And, the curse of Ham in the Book of Mormon? Could you provide a chapter and verse reference of any such discussion? (HINT: there is none)

Finally, Hack: you must be a genius. Such brilliant analysis.

What a moron.

Anybody that's even remotely sanguine about having a devout member of the LDS church as president has never lived in Utah as a non Mormon. The church *is* the state here.

It's funny, really, reading all the apologists for the Mormon church, all the little whiners writing about how Mormonism is just another religion, and about how what we need is religious tolerance.

What I've seen little mention of is the way that Mormons tend to treat those who were once part of the church but who chose to leave. Living in a small town in Utah for seven years, I had former Mormon friends who were isolated and ignored by their family and former friends who belonged to the church. That's a classic cult behavior--if someone leaves the fold of the true believers, they are to be shunned. After all, how can someone turn his back on the Truth and still deserve respect?

▶ **Problem set**
**a.** Answer from the comments on Mormonism:
(i) How many years did the writer live in a small town in Utah?
(ii) What does the writer say the church is in Utah?
(iii) What behavior does the writer call a classic cult behavior?
**b.** Can you repeat everything in the comments on Mormonism from "Finally, Hack: you" down to "is religious tolerance.", word for word?
**c.** Could you pick up the comments on Mormonism where they stop and write what comes next?
The data that come next are separate from the comments on Mormonism.

▶ **Source material**
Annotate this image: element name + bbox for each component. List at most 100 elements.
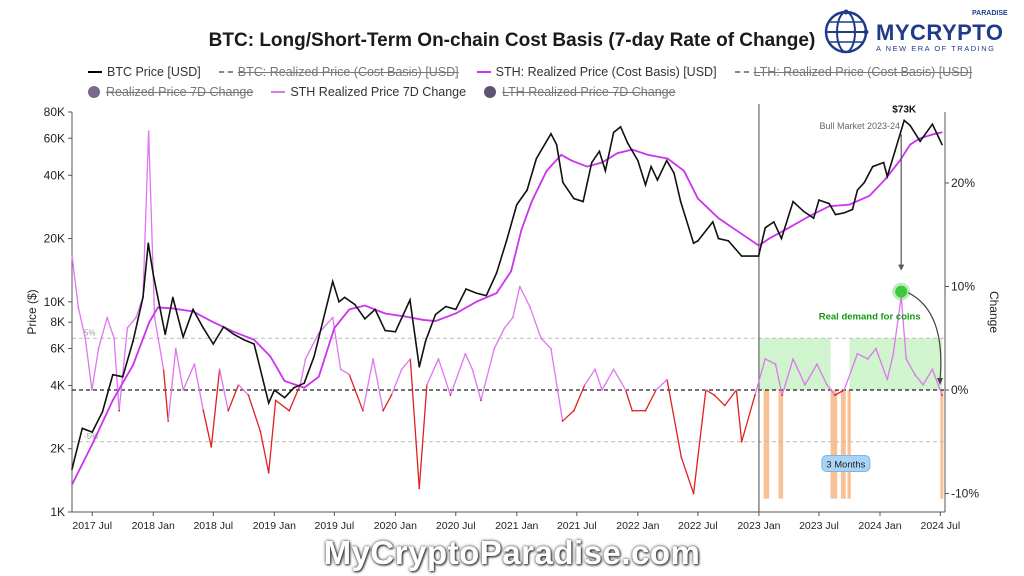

▶ **Answers in order**
**a.**
(i) Seven years.
(ii) The state.
(iii) Shunning someone who leaves the fold of the true believers.

**b.**
Finally, Hack: you must be a genius. Such brilliant analysis.

What a moron.

Anybody that's even remotely sanguine about having a devout member of the LDS church as president has never lived in Utah as a non Mormon. The church *is* the state here.

It's funny, really, reading all the apologists for the Mormon church, all the little whiners writing about how Mormonism is just another religion, and about how what we need is religious tolerance.

**c.**
I'm sure tens of thousands, if not hundreds of thousands, of Mormons remain in the church for social, not religious reasons. Rather than risk being socially outcast in their own communities, they go along to get along. Hardly something for the church to be proud of.

Nice try, folks. Religious tolerance begins in the stakehouse.

justinb--Amen, man. I'm a gentile who pulled two tours behind the Zion curtain. Ate my share of frogeye salad and green Jello with the locals. Drank more than my share of 3.2 beer.

In the end, I get the creeping feeling that Romney would do whatever the hierarchy of the Mormon church told him to do. As I've mentioned previously, at its core, the Mormon church is not a religion, it is a business. And I have more than a few friends back in Zion who are jack Mormons who'd agree with me.

Where and what year daddy Romney marched with Dr. King? The March on Washington? Since Dr.King is safely dead and can not pose a threat all these Republicans pols now bray how wonderful his message was while doing everything to limit the federal and state agencies that were set up to safeguard the rights of minorities. As for the cult and its adherents; nothing like another celestial ego stroke for human vanity. Romney panders to whatever he thinks an audience wants to hear and like his fellow aristocrat George B. Jr. has no empathy for the travails of the peasants until there is a photo opportunity.

Oh man, more of the standard "I'm a non-Mormon in Utah, so I'm an expert..." B.S. Please.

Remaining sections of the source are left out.